WHAT TO WORK ON
Rewrite every row below, swapping "Drop an Image" for "Drag an Image" wherever it occurs and keeping everything else unchanged. Omit the pictures.

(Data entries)
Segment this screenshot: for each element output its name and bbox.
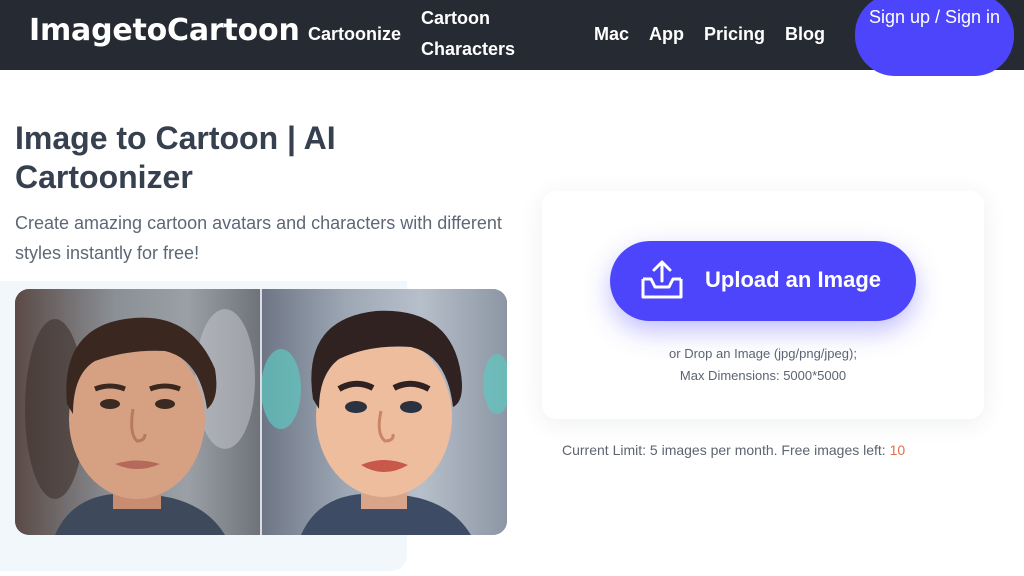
max-dimensions: Max Dimensions: 5000*5000 (679, 368, 847, 383)
nav-pricing[interactable]: Pricing (704, 19, 765, 50)
nav-cartoon-characters[interactable]: Cartoon Characters (421, 3, 531, 65)
page-subtitle: Create amazing cartoon avatars and chara… (15, 213, 502, 263)
signup-button[interactable]: Sign up / Sign in (855, 0, 1014, 76)
cartoon-result (261, 289, 507, 535)
nav-blog[interactable]: Blog (785, 19, 825, 50)
free-images-left-count: 10 (889, 442, 906, 458)
upload-tray-icon (641, 260, 683, 299)
upload-image-button[interactable]: Upload an Image (610, 241, 916, 321)
drop-hint: or Drop an Image (jpg/png/jpeg); Max Dim… (542, 343, 984, 387)
nav-cartoonize[interactable]: Cartoonize (308, 19, 401, 50)
comparison-divider-handle[interactable] (260, 289, 262, 535)
site-logo[interactable]: ImagetoCartoon (29, 13, 300, 48)
page-title: Image to Cartoon | AI Cartoonizer (15, 120, 336, 195)
drop-hint-formats: or Drop an Image (jpg/png/jpeg); (669, 346, 857, 361)
upload-card[interactable]: Upload an Image or Drop an Image (jpg/pn… (542, 191, 984, 419)
usage-limit-text: Current Limit: 5 images per month. Free … (562, 442, 890, 458)
original-photo (15, 289, 261, 535)
before-after-comparison[interactable] (15, 289, 507, 535)
nav-app[interactable]: App (649, 19, 684, 50)
nav-mac[interactable]: Mac (594, 19, 629, 50)
upload-button-label: Upload an Image (705, 267, 882, 292)
usage-limit: Current Limit: 5 images per month. Free … (562, 442, 905, 458)
top-navbar: ImagetoCartoon Cartoonize Cartoon Charac… (0, 0, 1024, 76)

REPLY TO THE EXERCISE
Segment this screenshot: for each element output its name and bbox.
max-dimensions: Max Dimensions: 5000*5000 (679, 368, 847, 383)
nav-pricing[interactable]: Pricing (704, 19, 765, 50)
nav-cartoon-characters[interactable]: Cartoon Characters (421, 3, 531, 65)
page-subtitle: Create amazing cartoon avatars and chara… (15, 213, 502, 263)
signup-button[interactable]: Sign up / Sign in (855, 0, 1014, 76)
cartoon-result (261, 289, 507, 535)
nav-blog[interactable]: Blog (785, 19, 825, 50)
free-images-left-count: 10 (889, 442, 906, 458)
upload-tray-icon (641, 260, 683, 299)
upload-image-button[interactable]: Upload an Image (610, 241, 916, 321)
drop-hint: or Drag an Image (jpg/png/jpeg); Max Dim… (542, 343, 984, 387)
nav-cartoonize[interactable]: Cartoonize (308, 19, 401, 50)
comparison-divider-handle[interactable] (260, 289, 262, 535)
site-logo[interactable]: ImagetoCartoon (29, 13, 300, 48)
page-title: Image to Cartoon | AI Cartoonizer (15, 120, 336, 195)
drop-hint-formats: or Drag an Image (jpg/png/jpeg); (669, 346, 857, 361)
upload-card[interactable]: Upload an Image or Drag an Image (jpg/pn… (542, 191, 984, 419)
usage-limit-text: Current Limit: 5 images per month. Free … (562, 442, 890, 458)
original-photo (15, 289, 261, 535)
before-after-comparison[interactable] (15, 289, 507, 535)
nav-app[interactable]: App (649, 19, 684, 50)
nav-mac[interactable]: Mac (594, 19, 629, 50)
upload-button-label: Upload an Image (705, 267, 882, 292)
usage-limit: Current Limit: 5 images per month. Free … (562, 442, 905, 458)
top-navbar: ImagetoCartoon Cartoonize Cartoon Charac… (0, 0, 1024, 76)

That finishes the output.